What to do:
Every entry needs to be reproduced exactly.

Extracted entries:
== == ==

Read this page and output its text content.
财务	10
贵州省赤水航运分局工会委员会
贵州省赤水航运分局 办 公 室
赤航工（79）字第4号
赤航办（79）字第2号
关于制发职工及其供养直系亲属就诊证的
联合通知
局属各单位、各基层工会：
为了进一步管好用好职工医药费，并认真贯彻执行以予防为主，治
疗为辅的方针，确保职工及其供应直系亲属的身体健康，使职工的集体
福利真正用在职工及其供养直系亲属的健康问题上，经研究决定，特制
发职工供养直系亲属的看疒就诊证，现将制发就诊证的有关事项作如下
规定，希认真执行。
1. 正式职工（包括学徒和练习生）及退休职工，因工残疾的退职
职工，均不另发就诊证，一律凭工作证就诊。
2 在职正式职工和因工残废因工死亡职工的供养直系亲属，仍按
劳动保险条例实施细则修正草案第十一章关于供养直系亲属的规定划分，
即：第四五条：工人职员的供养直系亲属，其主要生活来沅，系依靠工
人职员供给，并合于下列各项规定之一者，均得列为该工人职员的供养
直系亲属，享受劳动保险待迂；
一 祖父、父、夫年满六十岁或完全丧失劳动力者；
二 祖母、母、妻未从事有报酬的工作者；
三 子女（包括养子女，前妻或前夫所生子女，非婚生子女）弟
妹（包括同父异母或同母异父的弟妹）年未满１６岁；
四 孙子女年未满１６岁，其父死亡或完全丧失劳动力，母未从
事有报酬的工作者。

== == ==

Answer to the problem:
Read this page and output its text content.
财务	10
贵州省赤水航运分局工会委员会
贵州省赤水航运分局 办 公 室
赤航工（79）字第4号
赤航办（79）字第2号
关于制发职工及其供养直系亲属就诊证的
联合通知
局属各单位、各基层工会：
为了进一步管好用好职工医药费，并认真贯彻执行以予防为主，治
疗为辅的方针，确保职工及其供应直系亲属的身体健康，使职工的集体
福利真正用在职工及其供养直系亲属的健康问题上，经研究决定，特制
发职工供养直系亲属的看疒就诊证，现将制发就诊证的有关事项作如下
规定，希认真执行。
1. 正式职工（包括学徒和练习生）及退休职工，因工残疾的退职
职工，均不另发就诊证，一律凭工作证就诊。
2 在职正式职工和因工残废因工死亡职工的供养直系亲属，仍按
劳动保险条例实施细则修正草案第十一章关于供养直系亲属的规定划分，
即：第四五条：工人职员的供养直系亲属，其主要生活来沅，系依靠工
人职员供给，并合于下列各项规定之一者，均得列为该工人职员的供养
直系亲属，享受劳动保险待迂；
一 祖父、父、夫年满六十岁或完全丧失劳动力者；
二 祖母、母、妻未从事有报酬的工作者；
三 子女（包括养子女，前妻或前夫所生子女，非婚生子女）弟
妹（包括同父异母或同母异父的弟妹）年未满１６岁；
四 孙子女年未满１６岁，其父死亡或完全丧失劳动力，母未从
事有报酬的工作者。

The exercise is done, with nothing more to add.